Stored items from a collection:

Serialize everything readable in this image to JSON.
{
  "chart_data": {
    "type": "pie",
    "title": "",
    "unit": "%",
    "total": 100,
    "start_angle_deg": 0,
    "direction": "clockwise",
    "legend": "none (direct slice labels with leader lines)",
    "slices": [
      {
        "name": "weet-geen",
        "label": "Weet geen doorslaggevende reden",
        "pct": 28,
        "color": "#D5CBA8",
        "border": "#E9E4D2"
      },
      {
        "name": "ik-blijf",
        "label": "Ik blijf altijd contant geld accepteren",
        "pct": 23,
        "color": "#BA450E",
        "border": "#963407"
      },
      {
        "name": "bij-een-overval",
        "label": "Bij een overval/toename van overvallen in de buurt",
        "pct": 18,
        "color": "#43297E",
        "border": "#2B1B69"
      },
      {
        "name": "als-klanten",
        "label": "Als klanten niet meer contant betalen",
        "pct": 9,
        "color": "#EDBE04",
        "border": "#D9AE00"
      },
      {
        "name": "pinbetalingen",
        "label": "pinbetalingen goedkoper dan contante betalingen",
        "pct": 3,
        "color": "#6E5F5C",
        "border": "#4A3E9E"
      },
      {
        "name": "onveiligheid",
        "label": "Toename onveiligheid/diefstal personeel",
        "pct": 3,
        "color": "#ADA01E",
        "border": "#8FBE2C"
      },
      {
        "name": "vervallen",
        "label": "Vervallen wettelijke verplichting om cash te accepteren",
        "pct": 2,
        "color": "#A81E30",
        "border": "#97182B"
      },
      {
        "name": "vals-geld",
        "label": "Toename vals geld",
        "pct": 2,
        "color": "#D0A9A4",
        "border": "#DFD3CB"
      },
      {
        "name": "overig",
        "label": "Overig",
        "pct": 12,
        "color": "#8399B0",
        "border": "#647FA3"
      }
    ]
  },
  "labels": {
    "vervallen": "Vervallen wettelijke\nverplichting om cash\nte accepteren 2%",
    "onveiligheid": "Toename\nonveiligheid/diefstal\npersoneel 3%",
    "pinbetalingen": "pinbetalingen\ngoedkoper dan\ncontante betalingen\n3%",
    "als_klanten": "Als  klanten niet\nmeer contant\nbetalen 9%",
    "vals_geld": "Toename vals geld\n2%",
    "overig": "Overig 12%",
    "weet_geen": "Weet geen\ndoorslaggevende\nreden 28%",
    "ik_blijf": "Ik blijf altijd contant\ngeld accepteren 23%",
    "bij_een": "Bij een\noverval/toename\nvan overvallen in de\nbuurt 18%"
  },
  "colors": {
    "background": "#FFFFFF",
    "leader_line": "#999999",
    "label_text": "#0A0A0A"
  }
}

Exercise details: Return every record above exactly as it appears.

Answer to the exercise:
Serialize everything readable in this image to JSON.
{
  "chart_data": {
    "type": "pie",
    "title": "",
    "unit": "%",
    "total": 100,
    "start_angle_deg": 0,
    "direction": "clockwise",
    "legend": "none (direct slice labels with leader lines)",
    "slices": [
      {
        "name": "weet-geen",
        "label": "Weet geen doorslaggevende reden",
        "pct": 28,
        "color": "#D5CBA8",
        "border": "#E9E4D2"
      },
      {
        "name": "ik-blijf",
        "label": "Ik blijf altijd contant geld accepteren",
        "pct": 23,
        "color": "#BA450E",
        "border": "#963407"
      },
      {
        "name": "bij-een-overval",
        "label": "Bij een overval/toename van overvallen in de buurt",
        "pct": 18,
        "color": "#43297E",
        "border": "#2B1B69"
      },
      {
        "name": "als-klanten",
        "label": "Als klanten niet meer contant betalen",
        "pct": 9,
        "color": "#EDBE04",
        "border": "#D9AE00"
      },
      {
        "name": "pinbetalingen",
        "label": "pinbetalingen goedkoper dan contante betalingen",
        "pct": 3,
        "color": "#6E5F5C",
        "border": "#4A3E9E"
      },
      {
        "name": "onveiligheid",
        "label": "Toename onveiligheid/diefstal personeel",
        "pct": 3,
        "color": "#ADA01E",
        "border": "#8FBE2C"
      },
      {
        "name": "vervallen",
        "label": "Vervallen wettelijke verplichting om cash te accepteren",
        "pct": 2,
        "color": "#A81E30",
        "border": "#97182B"
      },
      {
        "name": "vals-geld",
        "label": "Toename vals geld",
        "pct": 2,
        "color": "#D0A9A4",
        "border": "#DFD3CB"
      },
      {
        "name": "overig",
        "label": "Overig",
        "pct": 12,
        "color": "#8399B0",
        "border": "#647FA3"
      }
    ]
  },
  "labels": {
    "vervallen": "Vervallen wettelijke\nverplichting om cash\nte accepteren 2%",
    "onveiligheid": "Toename\nonveiligheid/diefstal\npersoneel 3%",
    "pinbetalingen": "pinbetalingen\ngoedkoper dan\ncontante betalingen\n3%",
    "als_klanten": "Als  klanten niet\nmeer contant\nbetalen 9%",
    "vals_geld": "Toename vals geld\n2%",
    "overig": "Overig 12%",
    "weet_geen": "Weet geen\ndoorslaggevende\nreden 28%",
    "ik_blijf": "Ik blijf altijd contant\ngeld accepteren 23%",
    "bij_een": "Bij een\noverval/toename\nvan overvallen in de\nbuurt 18%"
  },
  "colors": {
    "background": "#FFFFFF",
    "leader_line": "#999999",
    "label_text": "#0A0A0A"
  }
}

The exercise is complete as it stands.